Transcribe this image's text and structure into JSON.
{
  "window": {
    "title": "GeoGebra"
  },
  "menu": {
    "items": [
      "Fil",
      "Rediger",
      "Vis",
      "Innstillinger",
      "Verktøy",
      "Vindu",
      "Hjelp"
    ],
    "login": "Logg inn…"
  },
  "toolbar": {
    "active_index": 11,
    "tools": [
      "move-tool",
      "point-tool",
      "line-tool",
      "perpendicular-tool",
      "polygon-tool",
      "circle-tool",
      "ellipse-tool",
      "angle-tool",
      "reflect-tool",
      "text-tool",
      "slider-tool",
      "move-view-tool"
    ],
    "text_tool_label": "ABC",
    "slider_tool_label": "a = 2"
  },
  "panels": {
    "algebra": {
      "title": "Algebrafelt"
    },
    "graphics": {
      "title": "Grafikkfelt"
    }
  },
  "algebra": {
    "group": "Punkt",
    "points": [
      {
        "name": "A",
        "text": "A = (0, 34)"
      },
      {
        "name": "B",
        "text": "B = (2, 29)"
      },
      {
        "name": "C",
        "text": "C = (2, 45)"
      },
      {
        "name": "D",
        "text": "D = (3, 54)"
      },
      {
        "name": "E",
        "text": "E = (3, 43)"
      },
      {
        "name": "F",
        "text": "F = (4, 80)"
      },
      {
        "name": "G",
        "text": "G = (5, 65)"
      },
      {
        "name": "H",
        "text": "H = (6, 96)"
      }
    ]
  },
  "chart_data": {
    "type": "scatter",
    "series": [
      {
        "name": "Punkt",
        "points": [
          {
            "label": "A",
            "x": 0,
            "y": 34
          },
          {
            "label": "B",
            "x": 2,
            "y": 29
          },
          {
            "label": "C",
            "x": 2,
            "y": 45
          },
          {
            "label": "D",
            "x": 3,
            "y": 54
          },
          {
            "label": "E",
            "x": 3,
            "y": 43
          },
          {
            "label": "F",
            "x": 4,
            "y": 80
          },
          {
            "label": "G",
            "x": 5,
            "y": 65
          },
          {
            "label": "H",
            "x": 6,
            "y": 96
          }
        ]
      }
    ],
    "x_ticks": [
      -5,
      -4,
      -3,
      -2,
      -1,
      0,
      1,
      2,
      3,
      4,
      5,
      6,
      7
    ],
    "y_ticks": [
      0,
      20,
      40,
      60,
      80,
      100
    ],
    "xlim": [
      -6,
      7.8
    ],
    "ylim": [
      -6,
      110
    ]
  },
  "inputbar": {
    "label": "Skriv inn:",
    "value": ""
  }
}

--

▶ [Work required]: Transcribe all lines as written.

▶ [Written response]:
Transcribe this image's text and structure into JSON.
{
  "window": {
    "title": "GeoGebra"
  },
  "menu": {
    "items": [
      "Fil",
      "Rediger",
      "Vis",
      "Innstillinger",
      "Verktøy",
      "Vindu",
      "Hjelp"
    ],
    "login": "Logg inn…"
  },
  "toolbar": {
    "active_index": 11,
    "tools": [
      "move-tool",
      "point-tool",
      "line-tool",
      "perpendicular-tool",
      "polygon-tool",
      "circle-tool",
      "ellipse-tool",
      "angle-tool",
      "reflect-tool",
      "text-tool",
      "slider-tool",
      "move-view-tool"
    ],
    "text_tool_label": "ABC",
    "slider_tool_label": "a = 2"
  },
  "panels": {
    "algebra": {
      "title": "Algebrafelt"
    },
    "graphics": {
      "title": "Grafikkfelt"
    }
  },
  "algebra": {
    "group": "Punkt",
    "points": [
      {
        "name": "A",
        "text": "A = (0, 34)"
      },
      {
        "name": "B",
        "text": "B = (2, 29)"
      },
      {
        "name": "C",
        "text": "C = (2, 45)"
      },
      {
        "name": "D",
        "text": "D = (3, 54)"
      },
      {
        "name": "E",
        "text": "E = (3, 43)"
      },
      {
        "name": "F",
        "text": "F = (4, 80)"
      },
      {
        "name": "G",
        "text": "G = (5, 65)"
      },
      {
        "name": "H",
        "text": "H = (6, 96)"
      }
    ]
  },
  "chart_data": {
    "type": "scatter",
    "series": [
      {
        "name": "Punkt",
        "points": [
          {
            "label": "A",
            "x": 0,
            "y": 34
          },
          {
            "label": "B",
            "x": 2,
            "y": 29
          },
          {
            "label": "C",
            "x": 2,
            "y": 45
          },
          {
            "label": "D",
            "x": 3,
            "y": 54
          },
          {
            "label": "E",
            "x": 3,
            "y": 43
          },
          {
            "label": "F",
            "x": 4,
            "y": 80
          },
          {
            "label": "G",
            "x": 5,
            "y": 65
          },
          {
            "label": "H",
            "x": 6,
            "y": 96
          }
        ]
      }
    ],
    "x_ticks": [
      -5,
      -4,
      -3,
      -2,
      -1,
      0,
      1,
      2,
      3,
      4,
      5,
      6,
      7
    ],
    "y_ticks": [
      0,
      20,
      40,
      60,
      80,
      100
    ],
    "xlim": [
      -6,
      7.8
    ],
    "ylim": [
      -6,
      110
    ]
  },
  "inputbar": {
    "label": "Skriv inn:",
    "value": ""
  }
}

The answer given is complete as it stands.